*** Records to use

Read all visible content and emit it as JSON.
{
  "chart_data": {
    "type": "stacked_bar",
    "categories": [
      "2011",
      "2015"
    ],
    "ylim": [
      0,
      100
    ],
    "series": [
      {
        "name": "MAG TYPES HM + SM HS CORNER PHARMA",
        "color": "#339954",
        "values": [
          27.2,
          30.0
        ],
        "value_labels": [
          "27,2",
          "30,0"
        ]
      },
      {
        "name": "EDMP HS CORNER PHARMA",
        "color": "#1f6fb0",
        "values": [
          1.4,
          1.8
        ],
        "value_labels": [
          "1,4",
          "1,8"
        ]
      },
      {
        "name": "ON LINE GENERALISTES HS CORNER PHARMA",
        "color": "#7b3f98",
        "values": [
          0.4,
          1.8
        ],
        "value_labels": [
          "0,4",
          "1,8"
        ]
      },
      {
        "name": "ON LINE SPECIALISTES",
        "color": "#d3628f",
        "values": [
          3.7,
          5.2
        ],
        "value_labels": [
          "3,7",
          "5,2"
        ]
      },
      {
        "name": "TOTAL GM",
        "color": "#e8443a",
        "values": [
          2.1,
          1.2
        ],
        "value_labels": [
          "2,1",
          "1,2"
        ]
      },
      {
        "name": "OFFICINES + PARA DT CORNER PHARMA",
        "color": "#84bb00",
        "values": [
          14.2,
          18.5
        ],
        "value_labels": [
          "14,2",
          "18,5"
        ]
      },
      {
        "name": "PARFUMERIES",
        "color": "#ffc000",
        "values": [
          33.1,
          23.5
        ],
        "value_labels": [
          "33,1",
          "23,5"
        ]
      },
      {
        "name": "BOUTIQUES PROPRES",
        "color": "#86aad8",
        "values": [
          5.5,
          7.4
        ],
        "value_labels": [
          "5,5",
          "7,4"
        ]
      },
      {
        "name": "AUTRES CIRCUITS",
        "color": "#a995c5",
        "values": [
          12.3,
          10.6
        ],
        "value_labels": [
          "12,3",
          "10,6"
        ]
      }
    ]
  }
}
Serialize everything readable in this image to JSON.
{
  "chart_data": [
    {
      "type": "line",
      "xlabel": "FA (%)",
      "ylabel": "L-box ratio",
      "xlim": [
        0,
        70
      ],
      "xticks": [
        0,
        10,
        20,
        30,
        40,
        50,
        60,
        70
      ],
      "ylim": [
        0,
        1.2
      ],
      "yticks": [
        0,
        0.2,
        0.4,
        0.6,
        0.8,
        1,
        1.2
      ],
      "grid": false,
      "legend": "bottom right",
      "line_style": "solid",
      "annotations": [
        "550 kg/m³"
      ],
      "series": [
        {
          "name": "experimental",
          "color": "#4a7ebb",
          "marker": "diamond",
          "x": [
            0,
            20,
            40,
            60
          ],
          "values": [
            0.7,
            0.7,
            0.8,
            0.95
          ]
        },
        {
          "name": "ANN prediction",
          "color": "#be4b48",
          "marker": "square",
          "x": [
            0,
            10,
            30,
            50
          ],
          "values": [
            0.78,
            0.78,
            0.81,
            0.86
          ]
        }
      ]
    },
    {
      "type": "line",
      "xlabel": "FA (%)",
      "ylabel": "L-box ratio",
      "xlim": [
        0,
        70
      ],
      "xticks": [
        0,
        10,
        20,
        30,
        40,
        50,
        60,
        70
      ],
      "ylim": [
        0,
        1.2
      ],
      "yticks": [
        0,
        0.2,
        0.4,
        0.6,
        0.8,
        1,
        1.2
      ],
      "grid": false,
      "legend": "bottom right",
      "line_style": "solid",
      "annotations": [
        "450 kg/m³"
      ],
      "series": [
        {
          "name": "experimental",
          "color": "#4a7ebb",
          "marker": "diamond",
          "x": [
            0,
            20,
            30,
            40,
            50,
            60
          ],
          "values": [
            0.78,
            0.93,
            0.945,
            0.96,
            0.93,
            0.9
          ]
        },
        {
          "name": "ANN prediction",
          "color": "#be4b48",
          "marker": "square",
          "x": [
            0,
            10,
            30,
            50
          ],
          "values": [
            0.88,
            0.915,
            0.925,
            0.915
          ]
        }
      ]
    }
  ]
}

******

Written problem: Make an exact copy of the listing, including every line.

Exercise answer:
Read all visible content and emit it as JSON.
{
  "chart_data": {
    "type": "stacked_bar",
    "categories": [
      "2011",
      "2015"
    ],
    "ylim": [
      0,
      100
    ],
    "series": [
      {
        "name": "MAG TYPES HM + SM HS CORNER PHARMA",
        "color": "#339954",
        "values": [
          27.2,
          30.0
        ],
        "value_labels": [
          "27,2",
          "30,0"
        ]
      },
      {
        "name": "EDMP HS CORNER PHARMA",
        "color": "#1f6fb0",
        "values": [
          1.4,
          1.8
        ],
        "value_labels": [
          "1,4",
          "1,8"
        ]
      },
      {
        "name": "ON LINE GENERALISTES HS CORNER PHARMA",
        "color": "#7b3f98",
        "values": [
          0.4,
          1.8
        ],
        "value_labels": [
          "0,4",
          "1,8"
        ]
      },
      {
        "name": "ON LINE SPECIALISTES",
        "color": "#d3628f",
        "values": [
          3.7,
          5.2
        ],
        "value_labels": [
          "3,7",
          "5,2"
        ]
      },
      {
        "name": "TOTAL GM",
        "color": "#e8443a",
        "values": [
          2.1,
          1.2
        ],
        "value_labels": [
          "2,1",
          "1,2"
        ]
      },
      {
        "name": "OFFICINES + PARA DT CORNER PHARMA",
        "color": "#84bb00",
        "values": [
          14.2,
          18.5
        ],
        "value_labels": [
          "14,2",
          "18,5"
        ]
      },
      {
        "name": "PARFUMERIES",
        "color": "#ffc000",
        "values": [
          33.1,
          23.5
        ],
        "value_labels": [
          "33,1",
          "23,5"
        ]
      },
      {
        "name": "BOUTIQUES PROPRES",
        "color": "#86aad8",
        "values": [
          5.5,
          7.4
        ],
        "value_labels": [
          "5,5",
          "7,4"
        ]
      },
      {
        "name": "AUTRES CIRCUITS",
        "color": "#a995c5",
        "values": [
          12.3,
          10.6
        ],
        "value_labels": [
          "12,3",
          "10,6"
        ]
      }
    ]
  }
}
Serialize everything readable in this image to JSON.
{
  "chart_data": [
    {
      "type": "line",
      "xlabel": "FA (%)",
      "ylabel": "L-box ratio",
      "xlim": [
        0,
        70
      ],
      "xticks": [
        0,
        10,
        20,
        30,
        40,
        50,
        60,
        70
      ],
      "ylim": [
        0,
        1.2
      ],
      "yticks": [
        0,
        0.2,
        0.4,
        0.6,
        0.8,
        1,
        1.2
      ],
      "grid": false,
      "legend": "bottom right",
      "line_style": "solid",
      "annotations": [
        "550 kg/m³"
      ],
      "series": [
        {
          "name": "experimental",
          "color": "#4a7ebb",
          "marker": "diamond",
          "x": [
            0,
            20,
            40,
            60
          ],
          "values": [
            0.7,
            0.7,
            0.8,
            0.95
          ]
        },
        {
          "name": "ANN prediction",
          "color": "#be4b48",
          "marker": "square",
          "x": [
            0,
            10,
            30,
            50
          ],
          "values": [
            0.78,
            0.78,
            0.81,
            0.86
          ]
        }
      ]
    },
    {
      "type": "line",
      "xlabel": "FA (%)",
      "ylabel": "L-box ratio",
      "xlim": [
        0,
        70
      ],
      "xticks": [
        0,
        10,
        20,
        30,
        40,
        50,
        60,
        70
      ],
      "ylim": [
        0,
        1.2
      ],
      "yticks": [
        0,
        0.2,
        0.4,
        0.6,
        0.8,
        1,
        1.2
      ],
      "grid": false,
      "legend": "bottom right",
      "line_style": "solid",
      "annotations": [
        "450 kg/m³"
      ],
      "series": [
        {
          "name": "experimental",
          "color": "#4a7ebb",
          "marker": "diamond",
          "x": [
            0,
            20,
            30,
            40,
            50,
            60
          ],
          "values": [
            0.78,
            0.93,
            0.945,
            0.96,
            0.93,
            0.9
          ]
        },
        {
          "name": "ANN prediction",
          "color": "#be4b48",
          "marker": "square",
          "x": [
            0,
            10,
            30,
            50
          ],
          "values": [
            0.88,
            0.915,
            0.925,
            0.915
          ]
        }
      ]
    }
  ]
}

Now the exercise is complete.